**MATERIAL**
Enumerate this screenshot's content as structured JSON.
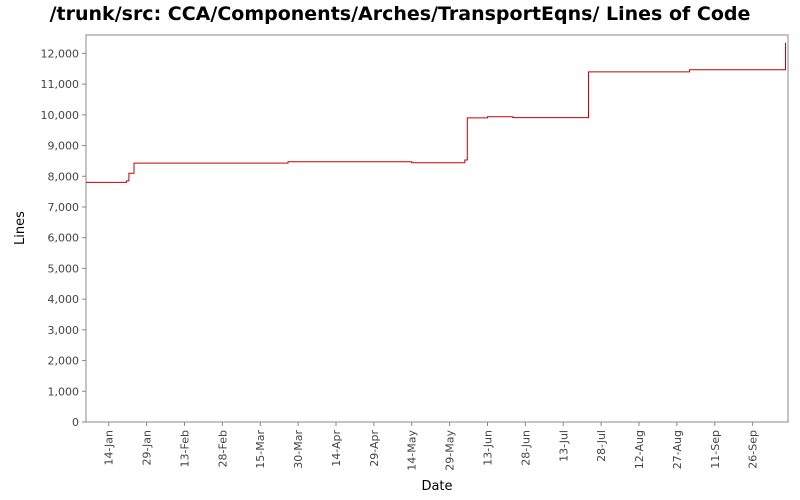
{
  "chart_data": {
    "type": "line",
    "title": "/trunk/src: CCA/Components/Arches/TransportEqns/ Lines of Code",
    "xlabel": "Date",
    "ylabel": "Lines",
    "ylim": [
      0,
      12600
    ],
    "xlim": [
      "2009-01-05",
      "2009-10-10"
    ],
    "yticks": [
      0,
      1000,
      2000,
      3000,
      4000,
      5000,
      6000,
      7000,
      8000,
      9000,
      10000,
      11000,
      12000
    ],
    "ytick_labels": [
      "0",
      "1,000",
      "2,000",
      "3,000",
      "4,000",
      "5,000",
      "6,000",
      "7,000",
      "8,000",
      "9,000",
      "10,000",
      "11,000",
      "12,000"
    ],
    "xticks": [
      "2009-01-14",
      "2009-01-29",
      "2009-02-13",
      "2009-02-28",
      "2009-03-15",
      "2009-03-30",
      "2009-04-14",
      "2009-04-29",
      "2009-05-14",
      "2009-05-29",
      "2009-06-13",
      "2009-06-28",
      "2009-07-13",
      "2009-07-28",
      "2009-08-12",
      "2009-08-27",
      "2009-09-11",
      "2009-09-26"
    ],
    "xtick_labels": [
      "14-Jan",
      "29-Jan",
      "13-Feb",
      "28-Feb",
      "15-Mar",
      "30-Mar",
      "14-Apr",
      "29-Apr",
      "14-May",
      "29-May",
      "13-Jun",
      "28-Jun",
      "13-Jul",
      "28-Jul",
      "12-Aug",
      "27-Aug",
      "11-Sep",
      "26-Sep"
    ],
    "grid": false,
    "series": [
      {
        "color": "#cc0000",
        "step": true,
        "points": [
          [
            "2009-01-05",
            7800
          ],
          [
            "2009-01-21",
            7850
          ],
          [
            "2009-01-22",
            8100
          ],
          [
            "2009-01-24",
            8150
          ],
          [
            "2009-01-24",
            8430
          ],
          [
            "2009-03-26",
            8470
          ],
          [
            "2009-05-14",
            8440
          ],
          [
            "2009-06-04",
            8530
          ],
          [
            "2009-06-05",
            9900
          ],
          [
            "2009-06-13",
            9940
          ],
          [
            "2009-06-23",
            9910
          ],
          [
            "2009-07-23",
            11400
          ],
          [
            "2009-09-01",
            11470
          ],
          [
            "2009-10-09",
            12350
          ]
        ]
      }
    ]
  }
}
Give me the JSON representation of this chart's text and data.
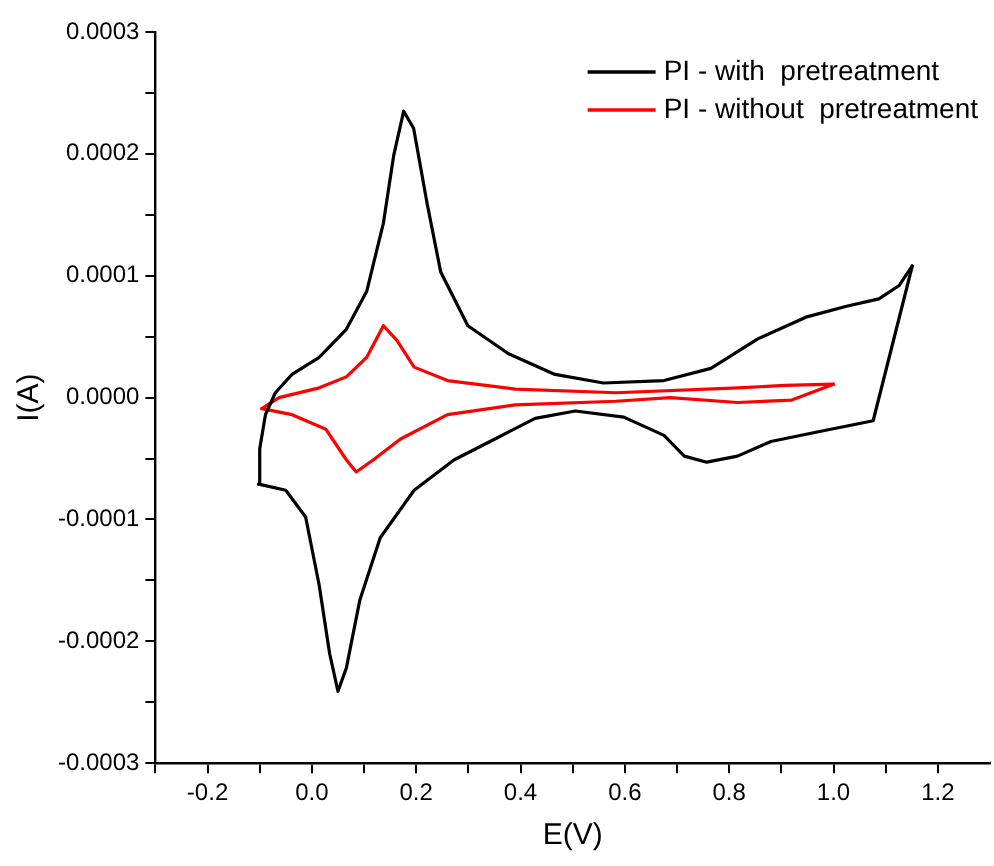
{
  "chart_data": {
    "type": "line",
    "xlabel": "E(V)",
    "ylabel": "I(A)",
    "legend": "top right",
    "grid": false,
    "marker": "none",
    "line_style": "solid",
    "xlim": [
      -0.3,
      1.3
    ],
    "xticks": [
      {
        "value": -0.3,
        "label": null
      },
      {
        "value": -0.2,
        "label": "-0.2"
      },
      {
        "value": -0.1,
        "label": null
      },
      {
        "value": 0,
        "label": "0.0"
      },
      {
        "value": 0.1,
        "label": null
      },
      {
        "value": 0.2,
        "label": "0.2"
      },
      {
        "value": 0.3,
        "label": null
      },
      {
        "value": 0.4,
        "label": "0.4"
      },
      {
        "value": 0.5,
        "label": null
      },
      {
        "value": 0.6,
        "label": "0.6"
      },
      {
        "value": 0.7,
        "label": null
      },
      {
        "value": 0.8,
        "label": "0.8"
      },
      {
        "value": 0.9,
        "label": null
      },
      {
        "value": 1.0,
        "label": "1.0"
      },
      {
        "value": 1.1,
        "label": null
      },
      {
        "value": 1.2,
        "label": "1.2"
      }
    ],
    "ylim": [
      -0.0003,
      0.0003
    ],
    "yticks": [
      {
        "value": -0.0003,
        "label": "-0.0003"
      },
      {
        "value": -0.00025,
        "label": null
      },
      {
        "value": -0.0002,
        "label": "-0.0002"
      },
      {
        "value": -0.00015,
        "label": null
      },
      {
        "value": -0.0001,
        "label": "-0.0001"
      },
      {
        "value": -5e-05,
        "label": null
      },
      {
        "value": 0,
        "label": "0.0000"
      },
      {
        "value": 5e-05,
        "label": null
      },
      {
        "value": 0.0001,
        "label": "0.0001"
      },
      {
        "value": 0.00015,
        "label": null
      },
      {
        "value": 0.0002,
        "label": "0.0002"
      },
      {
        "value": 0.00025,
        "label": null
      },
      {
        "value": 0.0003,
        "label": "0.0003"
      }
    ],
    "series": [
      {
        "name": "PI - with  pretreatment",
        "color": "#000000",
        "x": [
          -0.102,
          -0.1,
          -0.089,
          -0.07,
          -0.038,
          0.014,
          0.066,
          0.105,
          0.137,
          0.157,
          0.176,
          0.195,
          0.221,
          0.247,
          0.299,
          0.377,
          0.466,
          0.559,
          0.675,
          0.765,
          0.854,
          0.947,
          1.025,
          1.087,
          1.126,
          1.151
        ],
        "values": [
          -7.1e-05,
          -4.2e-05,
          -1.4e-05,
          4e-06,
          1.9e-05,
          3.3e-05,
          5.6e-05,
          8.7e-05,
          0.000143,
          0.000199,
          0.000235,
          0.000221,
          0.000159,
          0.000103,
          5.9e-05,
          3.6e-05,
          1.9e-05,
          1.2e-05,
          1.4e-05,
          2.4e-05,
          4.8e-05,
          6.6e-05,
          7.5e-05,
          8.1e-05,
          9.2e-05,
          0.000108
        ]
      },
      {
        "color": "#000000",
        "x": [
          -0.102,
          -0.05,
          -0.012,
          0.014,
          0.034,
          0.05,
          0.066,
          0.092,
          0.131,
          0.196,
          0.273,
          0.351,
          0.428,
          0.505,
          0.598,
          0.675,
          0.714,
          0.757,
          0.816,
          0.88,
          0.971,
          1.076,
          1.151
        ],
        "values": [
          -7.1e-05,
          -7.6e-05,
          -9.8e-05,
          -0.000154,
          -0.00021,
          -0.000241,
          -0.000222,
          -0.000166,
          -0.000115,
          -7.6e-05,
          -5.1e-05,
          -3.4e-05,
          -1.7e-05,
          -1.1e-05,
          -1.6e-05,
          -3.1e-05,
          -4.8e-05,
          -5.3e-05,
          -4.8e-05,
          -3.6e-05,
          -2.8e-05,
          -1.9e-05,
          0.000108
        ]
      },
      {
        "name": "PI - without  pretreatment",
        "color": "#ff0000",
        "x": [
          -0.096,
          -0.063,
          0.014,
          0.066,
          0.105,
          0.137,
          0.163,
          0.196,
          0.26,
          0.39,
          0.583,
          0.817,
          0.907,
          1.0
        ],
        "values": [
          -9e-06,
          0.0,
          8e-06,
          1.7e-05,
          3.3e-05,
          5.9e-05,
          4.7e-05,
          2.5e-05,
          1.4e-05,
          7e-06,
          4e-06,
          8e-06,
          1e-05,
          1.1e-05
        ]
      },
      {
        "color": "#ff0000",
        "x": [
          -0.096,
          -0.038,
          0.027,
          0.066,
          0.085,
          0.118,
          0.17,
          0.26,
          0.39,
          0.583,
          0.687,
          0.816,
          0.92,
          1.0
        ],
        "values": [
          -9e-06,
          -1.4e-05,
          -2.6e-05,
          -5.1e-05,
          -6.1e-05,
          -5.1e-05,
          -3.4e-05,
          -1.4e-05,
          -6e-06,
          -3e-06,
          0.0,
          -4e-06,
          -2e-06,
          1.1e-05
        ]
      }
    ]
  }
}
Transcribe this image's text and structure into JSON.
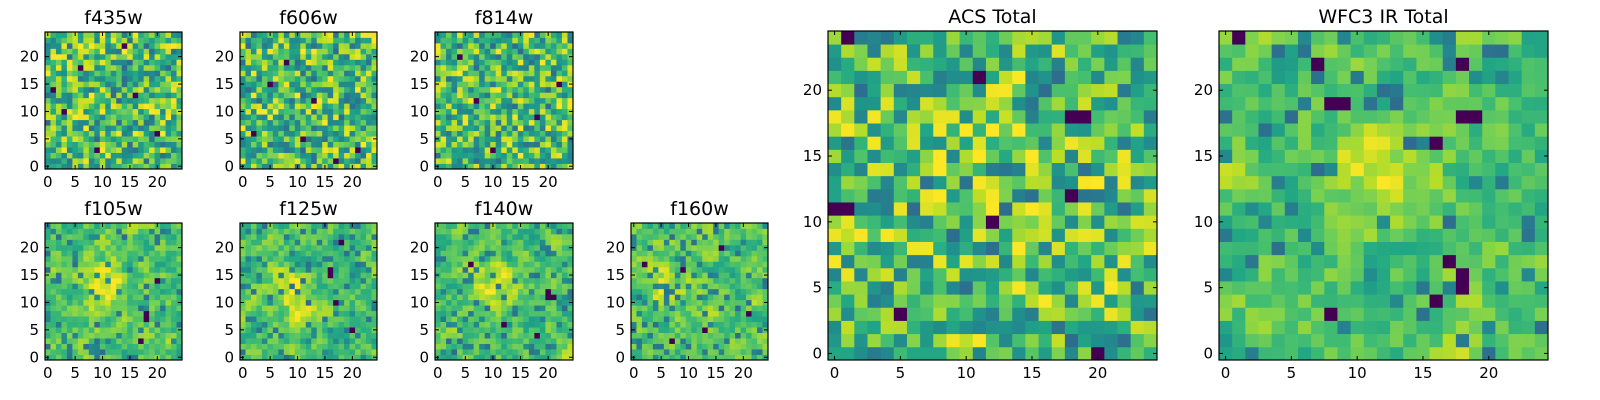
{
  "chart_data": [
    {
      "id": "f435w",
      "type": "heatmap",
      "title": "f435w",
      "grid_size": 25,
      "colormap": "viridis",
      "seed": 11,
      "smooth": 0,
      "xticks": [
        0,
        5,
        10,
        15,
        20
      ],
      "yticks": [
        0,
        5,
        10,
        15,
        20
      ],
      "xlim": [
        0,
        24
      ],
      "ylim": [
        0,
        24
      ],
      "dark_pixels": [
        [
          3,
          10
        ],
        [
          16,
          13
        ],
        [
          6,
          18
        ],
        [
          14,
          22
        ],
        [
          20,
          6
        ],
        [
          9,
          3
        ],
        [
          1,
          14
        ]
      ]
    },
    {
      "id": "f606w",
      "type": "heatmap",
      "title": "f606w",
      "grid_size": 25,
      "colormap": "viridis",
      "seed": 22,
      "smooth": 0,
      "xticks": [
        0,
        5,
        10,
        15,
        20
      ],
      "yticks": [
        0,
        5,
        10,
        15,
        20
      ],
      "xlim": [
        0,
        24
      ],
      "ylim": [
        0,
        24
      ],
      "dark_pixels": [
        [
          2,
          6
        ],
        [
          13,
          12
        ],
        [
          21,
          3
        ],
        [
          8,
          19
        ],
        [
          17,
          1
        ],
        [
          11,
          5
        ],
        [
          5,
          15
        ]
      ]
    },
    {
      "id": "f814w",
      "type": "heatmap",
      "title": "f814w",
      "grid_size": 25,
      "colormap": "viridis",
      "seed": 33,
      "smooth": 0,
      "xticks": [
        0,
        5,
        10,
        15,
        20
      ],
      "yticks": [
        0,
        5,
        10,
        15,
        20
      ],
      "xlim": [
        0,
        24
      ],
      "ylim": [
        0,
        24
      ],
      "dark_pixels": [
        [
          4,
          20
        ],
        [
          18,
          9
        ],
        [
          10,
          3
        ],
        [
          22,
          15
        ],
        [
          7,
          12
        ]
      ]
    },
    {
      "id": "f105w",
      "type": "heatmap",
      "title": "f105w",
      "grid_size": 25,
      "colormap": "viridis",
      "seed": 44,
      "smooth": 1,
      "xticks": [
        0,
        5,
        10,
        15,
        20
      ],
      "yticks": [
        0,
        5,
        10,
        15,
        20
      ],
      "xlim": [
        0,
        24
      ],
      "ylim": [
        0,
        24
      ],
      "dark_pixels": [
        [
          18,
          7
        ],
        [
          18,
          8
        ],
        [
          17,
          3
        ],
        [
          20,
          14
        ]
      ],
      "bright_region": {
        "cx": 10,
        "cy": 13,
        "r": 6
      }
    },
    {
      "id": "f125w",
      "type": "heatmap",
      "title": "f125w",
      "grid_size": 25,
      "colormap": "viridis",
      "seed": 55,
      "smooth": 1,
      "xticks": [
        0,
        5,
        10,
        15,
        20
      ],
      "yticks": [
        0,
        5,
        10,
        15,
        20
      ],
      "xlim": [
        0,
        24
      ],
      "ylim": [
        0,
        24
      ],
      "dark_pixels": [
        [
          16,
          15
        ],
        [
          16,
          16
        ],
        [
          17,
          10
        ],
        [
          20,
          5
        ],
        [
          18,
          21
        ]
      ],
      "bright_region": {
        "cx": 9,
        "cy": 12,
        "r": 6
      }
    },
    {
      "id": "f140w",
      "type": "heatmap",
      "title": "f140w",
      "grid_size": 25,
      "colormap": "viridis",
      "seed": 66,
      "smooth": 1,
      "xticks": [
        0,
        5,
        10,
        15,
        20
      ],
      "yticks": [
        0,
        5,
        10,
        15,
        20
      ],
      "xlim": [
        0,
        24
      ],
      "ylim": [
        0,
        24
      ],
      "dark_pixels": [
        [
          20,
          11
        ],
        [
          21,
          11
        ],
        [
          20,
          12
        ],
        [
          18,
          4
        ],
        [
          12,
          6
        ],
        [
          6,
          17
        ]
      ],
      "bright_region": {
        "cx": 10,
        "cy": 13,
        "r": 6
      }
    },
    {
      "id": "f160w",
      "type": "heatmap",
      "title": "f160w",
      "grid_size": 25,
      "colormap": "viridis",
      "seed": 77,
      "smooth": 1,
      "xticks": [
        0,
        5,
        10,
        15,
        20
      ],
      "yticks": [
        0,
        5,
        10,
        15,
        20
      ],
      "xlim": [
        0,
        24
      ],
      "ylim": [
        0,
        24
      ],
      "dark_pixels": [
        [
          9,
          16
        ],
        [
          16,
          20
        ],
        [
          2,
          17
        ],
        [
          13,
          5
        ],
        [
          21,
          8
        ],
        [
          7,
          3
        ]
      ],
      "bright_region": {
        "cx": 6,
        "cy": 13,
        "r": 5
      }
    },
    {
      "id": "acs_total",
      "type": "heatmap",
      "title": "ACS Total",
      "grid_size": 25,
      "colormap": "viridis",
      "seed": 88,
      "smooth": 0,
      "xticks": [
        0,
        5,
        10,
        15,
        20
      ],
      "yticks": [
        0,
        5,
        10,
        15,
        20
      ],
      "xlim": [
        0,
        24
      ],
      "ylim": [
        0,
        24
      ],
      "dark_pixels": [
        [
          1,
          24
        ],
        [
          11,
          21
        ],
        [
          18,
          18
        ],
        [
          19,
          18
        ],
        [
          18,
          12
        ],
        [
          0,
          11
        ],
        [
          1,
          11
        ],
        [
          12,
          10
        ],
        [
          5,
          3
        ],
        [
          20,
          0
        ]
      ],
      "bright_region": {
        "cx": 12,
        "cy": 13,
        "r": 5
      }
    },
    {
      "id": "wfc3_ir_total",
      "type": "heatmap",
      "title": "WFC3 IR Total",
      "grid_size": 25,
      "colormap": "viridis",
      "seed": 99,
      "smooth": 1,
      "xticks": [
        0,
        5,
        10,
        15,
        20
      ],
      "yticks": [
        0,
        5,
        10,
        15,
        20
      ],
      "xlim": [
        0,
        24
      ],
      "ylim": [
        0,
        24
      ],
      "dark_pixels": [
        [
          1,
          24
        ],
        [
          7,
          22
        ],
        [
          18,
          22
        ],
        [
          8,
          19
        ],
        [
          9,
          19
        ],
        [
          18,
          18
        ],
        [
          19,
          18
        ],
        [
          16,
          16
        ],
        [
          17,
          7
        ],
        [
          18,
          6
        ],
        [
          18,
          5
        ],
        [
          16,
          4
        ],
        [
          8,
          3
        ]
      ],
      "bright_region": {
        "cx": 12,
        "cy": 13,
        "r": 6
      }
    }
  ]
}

**EXERCISE**
Pick out every line above that contains the word "title" and copy it.

**SOLUTION TO THE EXERCISE**
    "title": "/trunk/src: CCA/Components/Arches/TransportEqns/ Lines of Code",
      "title": "f435w",
      "title": "f606w",
      "title": "f814w",
      "title": "f105w",
      "title": "f125w",
      "title": "f140w",
      "title": "f160w",
      "title": "ACS Total",
      "title": "WFC3 IR Total",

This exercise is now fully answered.